> To be done: Filter these entries, keeping only lines that hold the word "настоящего".

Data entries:
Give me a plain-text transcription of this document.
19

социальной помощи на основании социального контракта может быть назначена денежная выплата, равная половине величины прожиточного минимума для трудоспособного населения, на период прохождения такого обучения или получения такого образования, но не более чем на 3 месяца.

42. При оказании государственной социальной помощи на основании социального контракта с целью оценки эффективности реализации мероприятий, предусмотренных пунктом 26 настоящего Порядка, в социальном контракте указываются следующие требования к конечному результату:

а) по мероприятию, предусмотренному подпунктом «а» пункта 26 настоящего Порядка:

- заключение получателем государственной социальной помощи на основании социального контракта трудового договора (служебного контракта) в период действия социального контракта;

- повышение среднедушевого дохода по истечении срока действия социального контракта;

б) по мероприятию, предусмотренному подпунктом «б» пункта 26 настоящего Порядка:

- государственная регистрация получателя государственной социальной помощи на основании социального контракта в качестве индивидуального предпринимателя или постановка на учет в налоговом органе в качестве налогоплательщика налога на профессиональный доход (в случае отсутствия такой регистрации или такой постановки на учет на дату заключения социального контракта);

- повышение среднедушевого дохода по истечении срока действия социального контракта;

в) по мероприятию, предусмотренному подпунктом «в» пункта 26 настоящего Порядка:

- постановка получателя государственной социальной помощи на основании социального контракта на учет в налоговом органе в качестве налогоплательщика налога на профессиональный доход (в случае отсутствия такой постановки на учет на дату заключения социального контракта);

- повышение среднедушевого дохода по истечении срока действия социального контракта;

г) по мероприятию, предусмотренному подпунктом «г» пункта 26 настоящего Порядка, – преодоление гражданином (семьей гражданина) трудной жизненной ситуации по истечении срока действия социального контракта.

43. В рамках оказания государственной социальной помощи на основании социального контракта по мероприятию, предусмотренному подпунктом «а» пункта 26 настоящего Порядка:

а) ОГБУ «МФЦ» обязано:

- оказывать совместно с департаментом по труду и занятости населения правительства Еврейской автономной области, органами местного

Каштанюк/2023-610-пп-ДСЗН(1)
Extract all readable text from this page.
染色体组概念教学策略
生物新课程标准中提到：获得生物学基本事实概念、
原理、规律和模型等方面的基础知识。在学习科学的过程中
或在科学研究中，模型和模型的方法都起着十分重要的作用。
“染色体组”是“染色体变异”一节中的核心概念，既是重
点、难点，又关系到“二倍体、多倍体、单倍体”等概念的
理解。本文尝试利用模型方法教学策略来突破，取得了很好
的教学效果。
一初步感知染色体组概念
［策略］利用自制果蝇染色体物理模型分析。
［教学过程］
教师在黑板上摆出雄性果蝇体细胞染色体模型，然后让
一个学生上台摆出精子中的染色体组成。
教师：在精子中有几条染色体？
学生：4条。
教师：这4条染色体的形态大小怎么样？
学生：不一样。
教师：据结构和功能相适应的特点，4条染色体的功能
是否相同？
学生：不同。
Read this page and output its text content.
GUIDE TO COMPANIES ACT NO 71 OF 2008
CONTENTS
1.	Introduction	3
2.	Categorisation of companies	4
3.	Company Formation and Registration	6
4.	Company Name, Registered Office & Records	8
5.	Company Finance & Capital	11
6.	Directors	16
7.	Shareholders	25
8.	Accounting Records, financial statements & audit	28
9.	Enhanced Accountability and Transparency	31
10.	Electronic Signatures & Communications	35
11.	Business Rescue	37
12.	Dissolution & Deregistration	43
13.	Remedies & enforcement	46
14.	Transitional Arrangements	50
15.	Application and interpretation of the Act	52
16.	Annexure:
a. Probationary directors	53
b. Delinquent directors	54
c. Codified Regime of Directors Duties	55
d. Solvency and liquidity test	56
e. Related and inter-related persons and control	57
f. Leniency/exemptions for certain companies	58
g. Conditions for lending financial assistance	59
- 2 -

> Output of the exercise:
42. При оказании государственной социальной помощи на основании социального контракта с целью оценки эффективности реализации мероприятий, предусмотренных пунктом 26 настоящего Порядка, в социальном контракте указываются следующие требования к конечному результату:
а) по мероприятию, предусмотренному подпунктом «а» пункта 26 настоящего Порядка:
б) по мероприятию, предусмотренному подпунктом «б» пункта 26 настоящего Порядка:
в) по мероприятию, предусмотренному подпунктом «в» пункта 26 настоящего Порядка:
г) по мероприятию, предусмотренному подпунктом «г» пункта 26 настоящего Порядка, – преодоление гражданином (семьей гражданина) трудной жизненной ситуации по истечении срока действия социального контракта.
43. В рамках оказания государственной социальной помощи на основании социального контракта по мероприятию, предусмотренному подпунктом «а» пункта 26 настоящего Порядка:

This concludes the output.